▶ EXERCISE PROMPT
Give the number of lines holding the string "teksten" and nothing more.

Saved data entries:
>> begin
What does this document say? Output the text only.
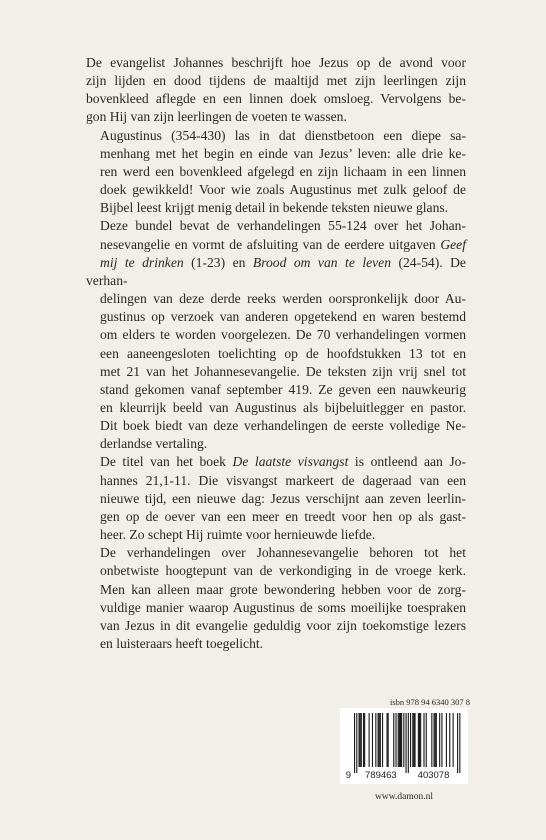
De evangelist Johannes beschrijft hoe Jezus op de avond voor
zijn lijden en dood tijdens de maaltijd met zijn leerlingen zijn
bovenkleed aflegde en een linnen doek omsloeg. Vervolgens be-
gon Hij van zijn leerlingen de voeten te wassen.

Augustinus (354-430) las in dat dienstbetoon een diepe sa-
menhang met het begin en einde van Jezus’ leven: alle drie ke-
ren werd een bovenkleed afgelegd en zijn lichaam in een linnen
doek gewikkeld! Voor wie zoals Augustinus met zulk geloof de
Bijbel leest krijgt menig detail in bekende teksten nieuwe glans.

Deze bundel bevat de verhandelingen 55-124 over het Johan-
nesevangelie en vormt de afsluiting van de eerdere uitgaven Geef
mij te drinken (1-23) en Brood om van te leven (24-54). De verhan-
delingen van deze derde reeks werden oorspronkelijk door Au-
gustinus op verzoek van anderen opgetekend en waren bestemd
om elders te worden voorgelezen. De 70 verhandelingen vormen
een aaneengesloten toelichting op de hoofdstukken 13 tot en
met 21 van het Johannesevangelie. De teksten zijn vrij snel tot
stand gekomen vanaf september 419. Ze geven een nauwkeurig
en kleurrijk beeld van Augustinus als bijbeluitlegger en pastor.
Dit boek biedt van deze verhandelingen de eerste volledige Ne-
derlandse vertaling.

De titel van het boek De laatste visvangst is ontleend aan Jo-
hannes 21,1-11. Die visvangst markeert de dageraad van een
nieuwe tijd, een nieuwe dag: Jezus verschijnt aan zeven leerlin-
gen op de oever van een meer en treedt voor hen op als gast-
heer. Zo schept Hij ruimte voor hernieuwde liefde.

De verhandelingen over Johannesevangelie behoren tot het
onbetwiste hoogtepunt van de verkondiging in de vroege kerk.
Men kan alleen maar grote bewondering hebben voor de zorg-
vuldige manier waarop Augustinus de soms moeilijke toespraken
van Jezus in dit evangelie geduldig voor zijn toekomstige lezers
en luisteraars heeft toegelicht.

isbn 978 94 6340 307 8
9 789463 403078
www.damon.nl
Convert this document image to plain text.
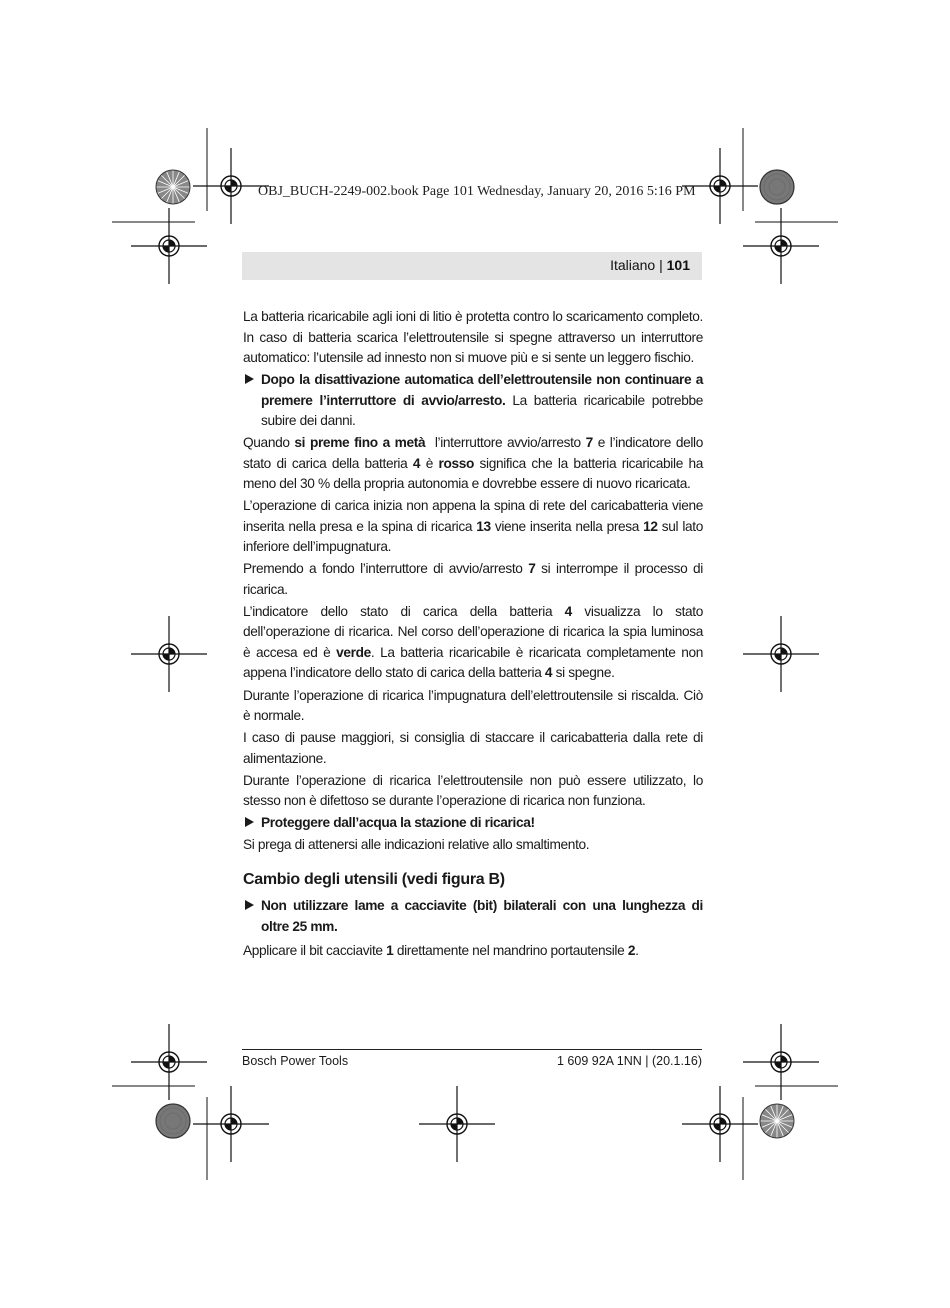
OBJ_BUCH-2249-002.book Page 101 Wednesday, January 20, 2016 5:16 PM
Italiano | 101

La batteria ricaricabile agli ioni di litio è protetta contro lo scaricamento completo. In caso di batteria scarica l’elettroutensile si spegne attraverso un interruttore automatico: l’utensile ad innesto non si muove più e si sente un leggero fischio.

Dopo la disattivazione automatica dell’elettroutensile non continuare a premere l’interruttore di avvio/arresto. La batteria ricaricabile potrebbe subire dei danni.

Quando si preme fino a metà  l’interruttore avvio/arresto 7 e l’indicatore dello stato di carica della batteria 4 è rosso significa che la batteria ricaricabile ha meno del 30 % della propria autonomia e dovrebbe essere di nuovo ricaricata.

L’operazione di carica inizia non appena la spina di rete del caricabatteria viene inserita nella presa e la spina di ricarica 13 viene inserita nella presa 12 sul lato inferiore dell’impugnatura.

Premendo a fondo l’interruttore di avvio/arresto 7 si interrompe il processo di ricarica.

L’indicatore dello stato di carica della batteria 4 visualizza lo stato dell’operazione di ricarica. Nel corso dell’operazione di ricarica la spia luminosa è accesa ed è verde. La batteria ricaricabile è ricaricata completamente non appena l’indicatore dello stato di carica della batteria 4 si spegne.

Durante l’operazione di ricarica l’impugnatura dell’elettroutensile si riscalda. Ciò è normale.

I caso di pause maggiori, si consiglia di staccare il caricabatteria dalla rete di alimentazione.

Durante l’operazione di ricarica l’elettroutensile non può essere utilizzato, lo stesso non è difettoso se durante l’operazione di ricarica non funziona.

Proteggere dall’acqua la stazione di ricarica!

Si prega di attenersi alle indicazioni relative allo smaltimento.

Cambio degli utensili (vedi figura B)
Non utilizzare lame a cacciavite (bit) bilaterali con una lunghezza di oltre 25 mm.

Applicare il bit cacciavite 1 direttamente nel mandrino portautensile 2.

Bosch Power Tools	1 609 92A 1NN | (20.1.16)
>> end
▶ RESULT
2